[start Stored records]

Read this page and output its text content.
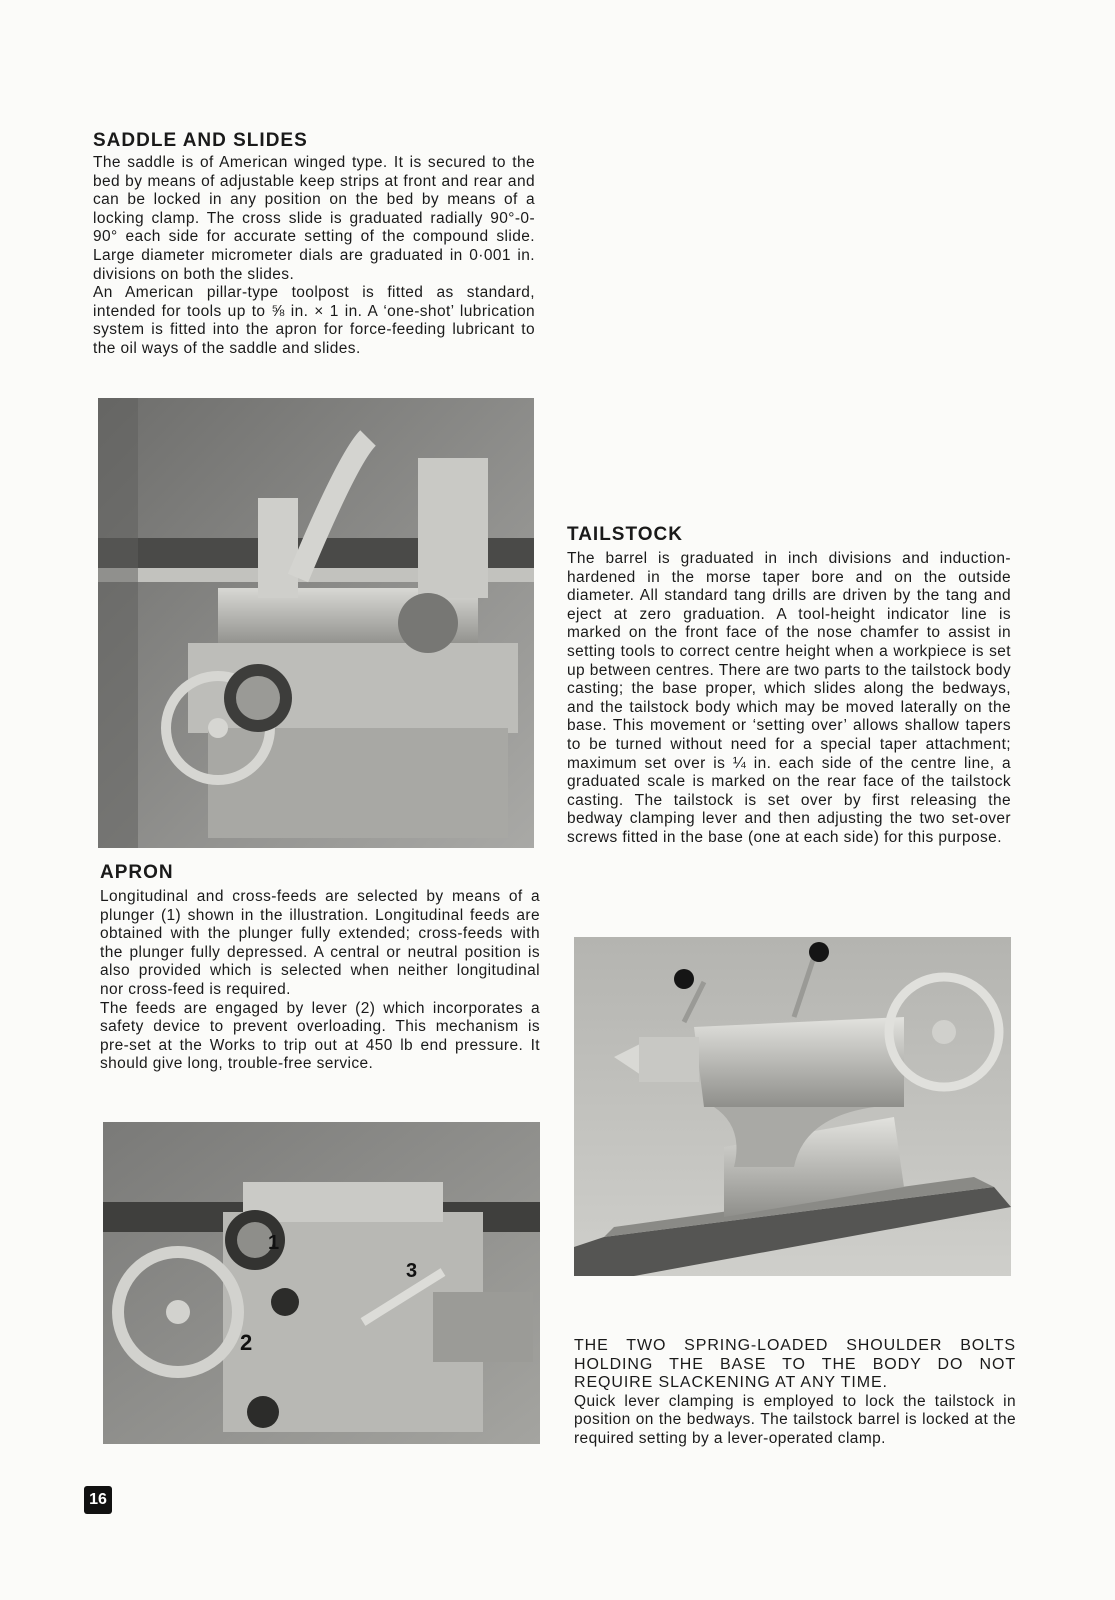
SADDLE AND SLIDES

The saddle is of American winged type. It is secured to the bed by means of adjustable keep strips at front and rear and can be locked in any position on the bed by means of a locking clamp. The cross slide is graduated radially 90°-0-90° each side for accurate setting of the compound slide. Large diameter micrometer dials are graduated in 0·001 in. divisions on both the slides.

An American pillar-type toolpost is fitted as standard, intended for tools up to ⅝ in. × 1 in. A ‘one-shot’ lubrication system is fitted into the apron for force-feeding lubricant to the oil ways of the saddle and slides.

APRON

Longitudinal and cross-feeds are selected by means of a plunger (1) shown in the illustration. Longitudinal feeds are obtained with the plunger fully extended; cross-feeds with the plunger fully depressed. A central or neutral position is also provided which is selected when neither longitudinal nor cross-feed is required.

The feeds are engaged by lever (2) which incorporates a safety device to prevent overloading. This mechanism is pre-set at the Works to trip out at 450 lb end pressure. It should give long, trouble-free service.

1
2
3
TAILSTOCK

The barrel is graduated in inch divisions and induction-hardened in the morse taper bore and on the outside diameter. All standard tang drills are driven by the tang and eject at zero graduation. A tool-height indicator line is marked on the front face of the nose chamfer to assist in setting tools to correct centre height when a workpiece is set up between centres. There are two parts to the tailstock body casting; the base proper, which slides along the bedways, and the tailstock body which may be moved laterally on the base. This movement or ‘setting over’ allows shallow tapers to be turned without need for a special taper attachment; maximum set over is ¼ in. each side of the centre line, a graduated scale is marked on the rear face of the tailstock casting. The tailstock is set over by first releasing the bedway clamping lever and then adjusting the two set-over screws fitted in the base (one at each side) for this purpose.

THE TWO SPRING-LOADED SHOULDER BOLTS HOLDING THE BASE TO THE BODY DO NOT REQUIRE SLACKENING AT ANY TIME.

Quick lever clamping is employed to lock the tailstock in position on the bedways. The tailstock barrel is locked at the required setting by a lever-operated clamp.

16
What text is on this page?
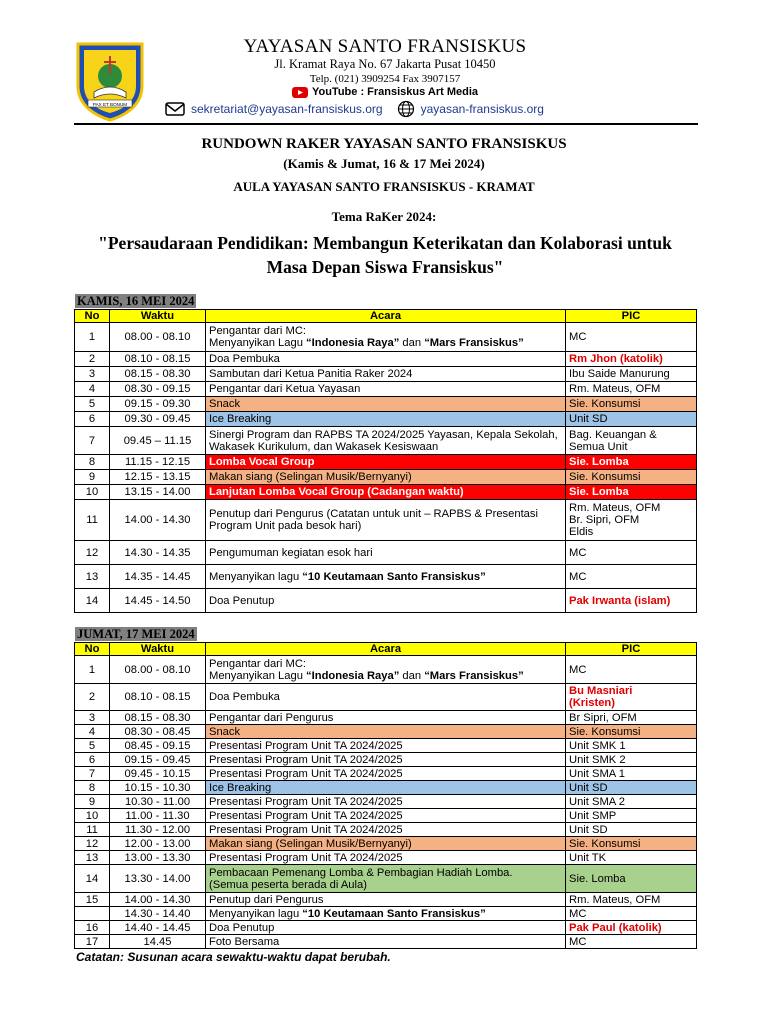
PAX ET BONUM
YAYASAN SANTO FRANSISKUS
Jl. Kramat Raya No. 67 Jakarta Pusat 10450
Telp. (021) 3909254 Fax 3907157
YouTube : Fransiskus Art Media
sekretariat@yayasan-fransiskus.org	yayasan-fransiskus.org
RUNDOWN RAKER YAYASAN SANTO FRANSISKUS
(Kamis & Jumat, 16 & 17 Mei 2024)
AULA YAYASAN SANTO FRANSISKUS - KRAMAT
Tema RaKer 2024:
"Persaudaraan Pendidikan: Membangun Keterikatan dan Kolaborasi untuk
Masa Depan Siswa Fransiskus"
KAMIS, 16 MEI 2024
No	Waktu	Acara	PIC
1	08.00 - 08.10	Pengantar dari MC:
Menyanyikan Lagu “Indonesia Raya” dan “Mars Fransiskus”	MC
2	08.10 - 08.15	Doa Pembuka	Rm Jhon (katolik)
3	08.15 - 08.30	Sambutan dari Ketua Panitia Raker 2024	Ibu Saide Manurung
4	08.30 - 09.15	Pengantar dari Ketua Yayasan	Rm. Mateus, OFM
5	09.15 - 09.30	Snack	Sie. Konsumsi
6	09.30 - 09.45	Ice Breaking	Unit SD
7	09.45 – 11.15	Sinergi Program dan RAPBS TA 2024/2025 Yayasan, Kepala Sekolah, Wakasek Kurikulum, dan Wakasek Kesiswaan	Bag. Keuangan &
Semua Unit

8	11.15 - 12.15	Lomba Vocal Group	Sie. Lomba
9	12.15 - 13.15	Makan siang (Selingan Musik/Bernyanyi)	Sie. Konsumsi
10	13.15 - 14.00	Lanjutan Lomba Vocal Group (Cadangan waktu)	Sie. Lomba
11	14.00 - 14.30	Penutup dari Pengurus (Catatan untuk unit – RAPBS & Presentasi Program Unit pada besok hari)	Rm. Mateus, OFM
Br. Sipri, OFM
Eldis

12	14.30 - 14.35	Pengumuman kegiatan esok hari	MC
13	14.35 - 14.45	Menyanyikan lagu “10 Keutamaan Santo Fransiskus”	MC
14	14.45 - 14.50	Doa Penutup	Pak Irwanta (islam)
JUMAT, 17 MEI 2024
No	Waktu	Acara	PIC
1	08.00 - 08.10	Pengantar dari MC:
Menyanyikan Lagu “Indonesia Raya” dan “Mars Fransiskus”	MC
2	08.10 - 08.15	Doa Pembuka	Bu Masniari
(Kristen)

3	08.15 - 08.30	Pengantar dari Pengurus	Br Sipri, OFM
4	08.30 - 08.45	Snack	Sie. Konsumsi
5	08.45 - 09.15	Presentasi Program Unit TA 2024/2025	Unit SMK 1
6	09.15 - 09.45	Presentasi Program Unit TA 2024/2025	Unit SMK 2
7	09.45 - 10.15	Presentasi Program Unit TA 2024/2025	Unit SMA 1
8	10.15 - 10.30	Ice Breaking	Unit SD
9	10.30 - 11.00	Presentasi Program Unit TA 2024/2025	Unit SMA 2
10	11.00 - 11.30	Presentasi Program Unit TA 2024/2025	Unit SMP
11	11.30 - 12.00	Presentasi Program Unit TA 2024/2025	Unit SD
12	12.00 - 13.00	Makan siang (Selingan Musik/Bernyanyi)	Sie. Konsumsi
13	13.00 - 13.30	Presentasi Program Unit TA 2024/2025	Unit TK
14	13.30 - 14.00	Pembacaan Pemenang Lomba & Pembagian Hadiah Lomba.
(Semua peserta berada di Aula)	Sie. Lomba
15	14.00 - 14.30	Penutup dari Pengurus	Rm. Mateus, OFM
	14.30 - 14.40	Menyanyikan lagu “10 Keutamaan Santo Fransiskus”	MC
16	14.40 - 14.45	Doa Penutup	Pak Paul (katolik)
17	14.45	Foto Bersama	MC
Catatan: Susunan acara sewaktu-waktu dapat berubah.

[end Stored records]
[start Stored records]

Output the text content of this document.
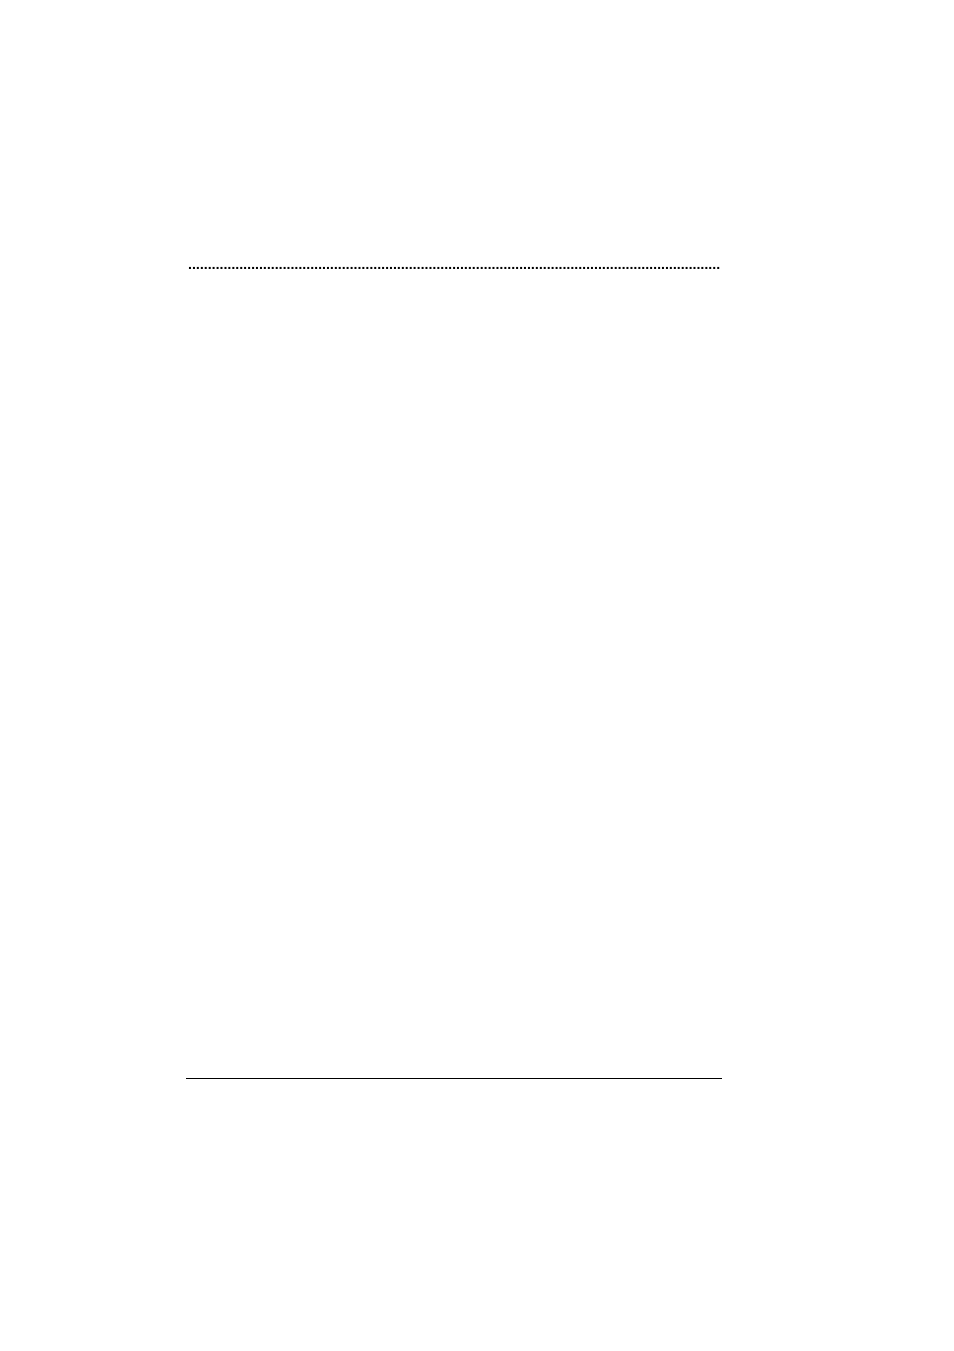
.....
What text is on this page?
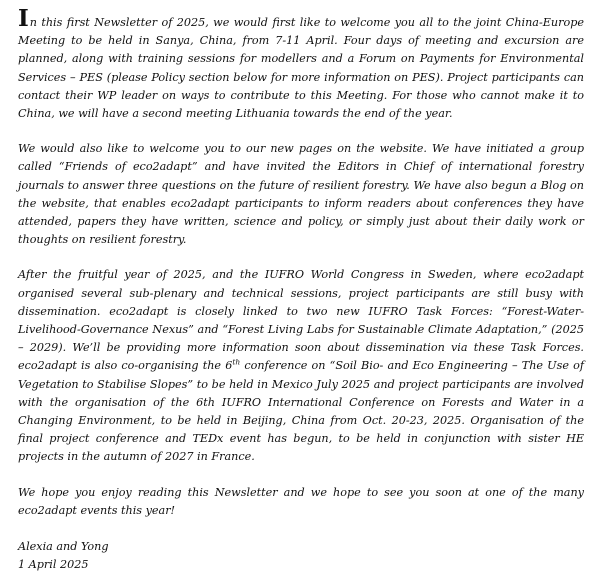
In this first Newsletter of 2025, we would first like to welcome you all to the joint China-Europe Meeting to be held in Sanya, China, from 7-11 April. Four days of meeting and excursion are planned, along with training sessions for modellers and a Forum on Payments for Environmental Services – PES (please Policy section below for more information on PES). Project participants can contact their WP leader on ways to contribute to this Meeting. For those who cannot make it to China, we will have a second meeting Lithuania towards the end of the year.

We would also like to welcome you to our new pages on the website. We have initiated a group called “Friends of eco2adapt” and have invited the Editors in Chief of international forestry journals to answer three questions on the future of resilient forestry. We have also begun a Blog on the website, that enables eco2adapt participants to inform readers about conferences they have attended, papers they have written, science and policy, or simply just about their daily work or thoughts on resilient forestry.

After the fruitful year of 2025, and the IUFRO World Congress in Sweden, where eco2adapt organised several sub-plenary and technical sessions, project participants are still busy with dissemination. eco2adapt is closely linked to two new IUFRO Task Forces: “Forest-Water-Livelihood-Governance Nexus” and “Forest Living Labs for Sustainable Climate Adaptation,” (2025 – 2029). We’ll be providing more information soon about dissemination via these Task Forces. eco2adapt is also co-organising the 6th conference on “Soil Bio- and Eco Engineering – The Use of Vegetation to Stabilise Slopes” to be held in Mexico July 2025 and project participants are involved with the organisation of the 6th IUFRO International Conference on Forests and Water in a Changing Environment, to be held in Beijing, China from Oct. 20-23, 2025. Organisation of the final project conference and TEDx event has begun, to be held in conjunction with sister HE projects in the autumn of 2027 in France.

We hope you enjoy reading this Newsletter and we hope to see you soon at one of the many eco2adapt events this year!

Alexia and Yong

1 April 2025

[end Stored records]
[start Stored records]

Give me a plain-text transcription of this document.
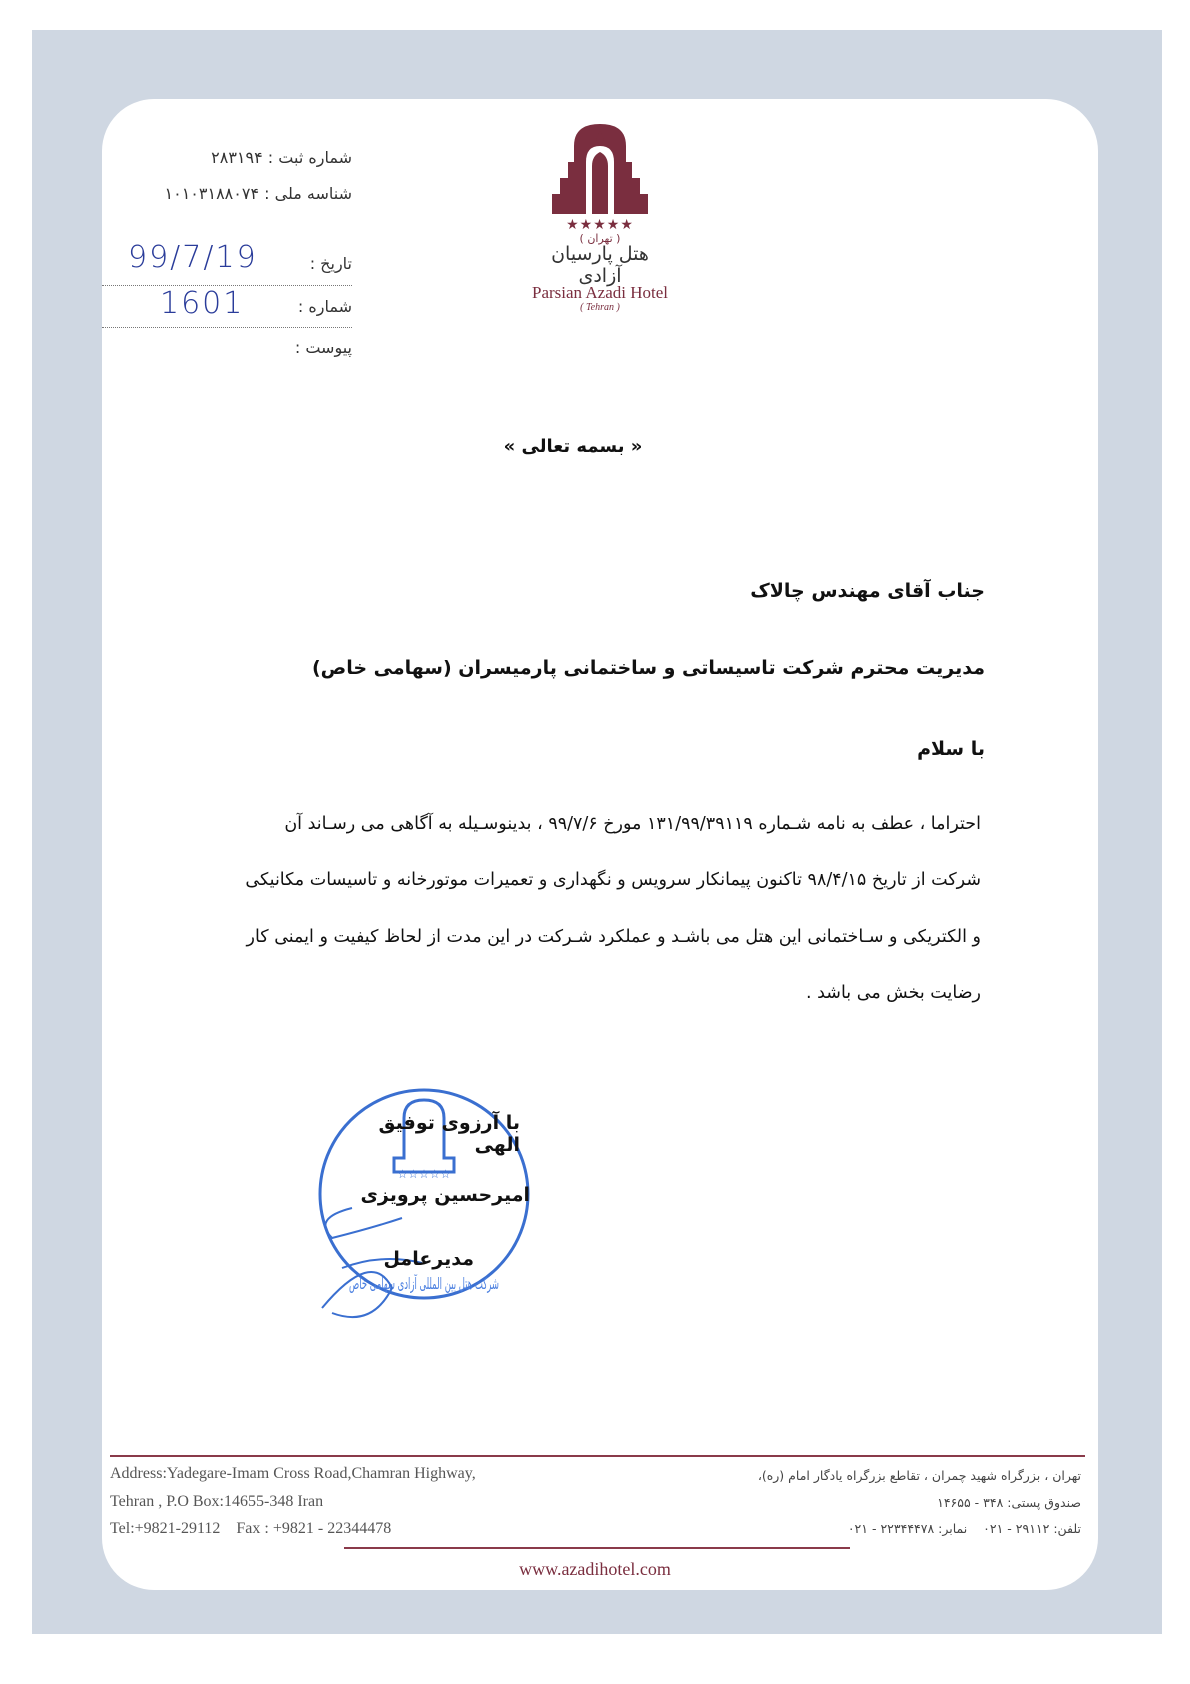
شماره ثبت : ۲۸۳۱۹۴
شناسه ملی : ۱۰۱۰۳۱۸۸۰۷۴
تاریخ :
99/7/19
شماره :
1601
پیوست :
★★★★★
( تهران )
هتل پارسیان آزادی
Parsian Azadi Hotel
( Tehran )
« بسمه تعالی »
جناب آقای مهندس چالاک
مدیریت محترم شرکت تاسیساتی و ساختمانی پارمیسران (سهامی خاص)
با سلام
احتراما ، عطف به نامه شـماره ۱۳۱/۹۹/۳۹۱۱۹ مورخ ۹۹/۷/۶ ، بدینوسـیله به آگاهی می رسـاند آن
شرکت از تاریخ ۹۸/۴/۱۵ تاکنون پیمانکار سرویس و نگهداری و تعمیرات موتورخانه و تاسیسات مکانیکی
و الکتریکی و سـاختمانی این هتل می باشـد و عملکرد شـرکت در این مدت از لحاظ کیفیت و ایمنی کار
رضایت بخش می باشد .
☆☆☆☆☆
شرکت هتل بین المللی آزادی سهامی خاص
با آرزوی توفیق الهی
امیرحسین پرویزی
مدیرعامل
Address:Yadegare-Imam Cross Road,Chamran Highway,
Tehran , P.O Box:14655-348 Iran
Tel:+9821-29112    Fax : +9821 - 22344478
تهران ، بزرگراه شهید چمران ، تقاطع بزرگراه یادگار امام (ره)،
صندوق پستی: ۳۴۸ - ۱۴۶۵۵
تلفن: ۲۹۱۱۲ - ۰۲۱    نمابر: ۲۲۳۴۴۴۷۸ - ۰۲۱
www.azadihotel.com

[end Stored records]

* **Aim**
In the data above, tally the lines holding "Sipri" and answer with the figure only.

* **Correct response**
2